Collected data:
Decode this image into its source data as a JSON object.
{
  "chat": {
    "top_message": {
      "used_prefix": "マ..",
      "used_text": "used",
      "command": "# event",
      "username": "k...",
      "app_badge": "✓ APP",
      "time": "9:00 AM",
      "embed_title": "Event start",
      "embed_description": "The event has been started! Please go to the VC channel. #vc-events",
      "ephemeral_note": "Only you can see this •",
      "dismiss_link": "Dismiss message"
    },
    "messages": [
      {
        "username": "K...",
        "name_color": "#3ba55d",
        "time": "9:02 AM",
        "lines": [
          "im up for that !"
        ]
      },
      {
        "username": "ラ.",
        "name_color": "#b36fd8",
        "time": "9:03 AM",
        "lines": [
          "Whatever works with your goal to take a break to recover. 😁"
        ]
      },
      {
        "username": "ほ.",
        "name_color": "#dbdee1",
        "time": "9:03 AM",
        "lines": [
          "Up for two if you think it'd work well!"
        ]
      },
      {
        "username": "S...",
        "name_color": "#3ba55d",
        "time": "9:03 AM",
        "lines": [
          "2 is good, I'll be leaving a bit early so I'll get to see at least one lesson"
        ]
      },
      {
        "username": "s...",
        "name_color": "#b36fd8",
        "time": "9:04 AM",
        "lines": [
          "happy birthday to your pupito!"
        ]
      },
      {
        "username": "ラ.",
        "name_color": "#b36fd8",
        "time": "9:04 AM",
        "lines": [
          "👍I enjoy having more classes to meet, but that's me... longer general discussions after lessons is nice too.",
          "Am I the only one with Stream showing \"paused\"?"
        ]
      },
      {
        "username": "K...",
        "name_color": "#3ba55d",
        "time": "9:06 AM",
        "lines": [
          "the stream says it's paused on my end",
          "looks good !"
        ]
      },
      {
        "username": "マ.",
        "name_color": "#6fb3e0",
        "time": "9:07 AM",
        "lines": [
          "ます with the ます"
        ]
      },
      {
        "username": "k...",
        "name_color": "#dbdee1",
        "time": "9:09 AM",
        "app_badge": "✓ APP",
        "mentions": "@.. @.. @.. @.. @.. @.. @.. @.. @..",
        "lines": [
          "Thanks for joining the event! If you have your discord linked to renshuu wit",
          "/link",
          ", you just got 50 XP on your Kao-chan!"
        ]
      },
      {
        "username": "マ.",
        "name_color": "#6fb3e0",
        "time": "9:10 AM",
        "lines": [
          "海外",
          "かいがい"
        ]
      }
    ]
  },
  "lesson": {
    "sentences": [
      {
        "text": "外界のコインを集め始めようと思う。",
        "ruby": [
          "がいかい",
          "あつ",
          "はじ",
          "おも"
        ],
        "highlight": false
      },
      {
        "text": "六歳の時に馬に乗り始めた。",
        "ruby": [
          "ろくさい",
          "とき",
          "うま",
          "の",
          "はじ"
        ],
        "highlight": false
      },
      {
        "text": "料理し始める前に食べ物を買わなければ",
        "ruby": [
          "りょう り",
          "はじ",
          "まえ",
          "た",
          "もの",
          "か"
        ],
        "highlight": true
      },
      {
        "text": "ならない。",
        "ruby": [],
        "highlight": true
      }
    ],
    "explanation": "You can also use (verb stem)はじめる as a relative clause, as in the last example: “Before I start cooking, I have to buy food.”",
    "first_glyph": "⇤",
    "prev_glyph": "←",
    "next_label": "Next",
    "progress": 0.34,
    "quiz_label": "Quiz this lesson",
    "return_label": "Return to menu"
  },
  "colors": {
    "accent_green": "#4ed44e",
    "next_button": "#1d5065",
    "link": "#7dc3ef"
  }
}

▶ Exercise prompt
Each line above must be reproduced exactly as it stands.

▶ Final result
Decode this image into its source data as a JSON object.
{
  "chat": {
    "top_message": {
      "used_prefix": "マ..",
      "used_text": "used",
      "command": "# event",
      "username": "k...",
      "app_badge": "✓ APP",
      "time": "9:00 AM",
      "embed_title": "Event start",
      "embed_description": "The event has been started! Please go to the VC channel. #vc-events",
      "ephemeral_note": "Only you can see this •",
      "dismiss_link": "Dismiss message"
    },
    "messages": [
      {
        "username": "K...",
        "name_color": "#3ba55d",
        "time": "9:02 AM",
        "lines": [
          "im up for that !"
        ]
      },
      {
        "username": "ラ.",
        "name_color": "#b36fd8",
        "time": "9:03 AM",
        "lines": [
          "Whatever works with your goal to take a break to recover. 😁"
        ]
      },
      {
        "username": "ほ.",
        "name_color": "#dbdee1",
        "time": "9:03 AM",
        "lines": [
          "Up for two if you think it'd work well!"
        ]
      },
      {
        "username": "S...",
        "name_color": "#3ba55d",
        "time": "9:03 AM",
        "lines": [
          "2 is good, I'll be leaving a bit early so I'll get to see at least one lesson"
        ]
      },
      {
        "username": "s...",
        "name_color": "#b36fd8",
        "time": "9:04 AM",
        "lines": [
          "happy birthday to your pupito!"
        ]
      },
      {
        "username": "ラ.",
        "name_color": "#b36fd8",
        "time": "9:04 AM",
        "lines": [
          "👍I enjoy having more classes to meet, but that's me... longer general discussions after lessons is nice too.",
          "Am I the only one with Stream showing \"paused\"?"
        ]
      },
      {
        "username": "K...",
        "name_color": "#3ba55d",
        "time": "9:06 AM",
        "lines": [
          "the stream says it's paused on my end",
          "looks good !"
        ]
      },
      {
        "username": "マ.",
        "name_color": "#6fb3e0",
        "time": "9:07 AM",
        "lines": [
          "ます with the ます"
        ]
      },
      {
        "username": "k...",
        "name_color": "#dbdee1",
        "time": "9:09 AM",
        "app_badge": "✓ APP",
        "mentions": "@.. @.. @.. @.. @.. @.. @.. @.. @..",
        "lines": [
          "Thanks for joining the event! If you have your discord linked to renshuu wit",
          "/link",
          ", you just got 50 XP on your Kao-chan!"
        ]
      },
      {
        "username": "マ.",
        "name_color": "#6fb3e0",
        "time": "9:10 AM",
        "lines": [
          "海外",
          "かいがい"
        ]
      }
    ]
  },
  "lesson": {
    "sentences": [
      {
        "text": "外界のコインを集め始めようと思う。",
        "ruby": [
          "がいかい",
          "あつ",
          "はじ",
          "おも"
        ],
        "highlight": false
      },
      {
        "text": "六歳の時に馬に乗り始めた。",
        "ruby": [
          "ろくさい",
          "とき",
          "うま",
          "の",
          "はじ"
        ],
        "highlight": false
      },
      {
        "text": "料理し始める前に食べ物を買わなければ",
        "ruby": [
          "りょう り",
          "はじ",
          "まえ",
          "た",
          "もの",
          "か"
        ],
        "highlight": true
      },
      {
        "text": "ならない。",
        "ruby": [],
        "highlight": true
      }
    ],
    "explanation": "You can also use (verb stem)はじめる as a relative clause, as in the last example: “Before I start cooking, I have to buy food.”",
    "first_glyph": "⇤",
    "prev_glyph": "←",
    "next_label": "Next",
    "progress": 0.34,
    "quiz_label": "Quiz this lesson",
    "return_label": "Return to menu"
  },
  "colors": {
    "accent_green": "#4ed44e",
    "next_button": "#1d5065",
    "link": "#7dc3ef"
  }
}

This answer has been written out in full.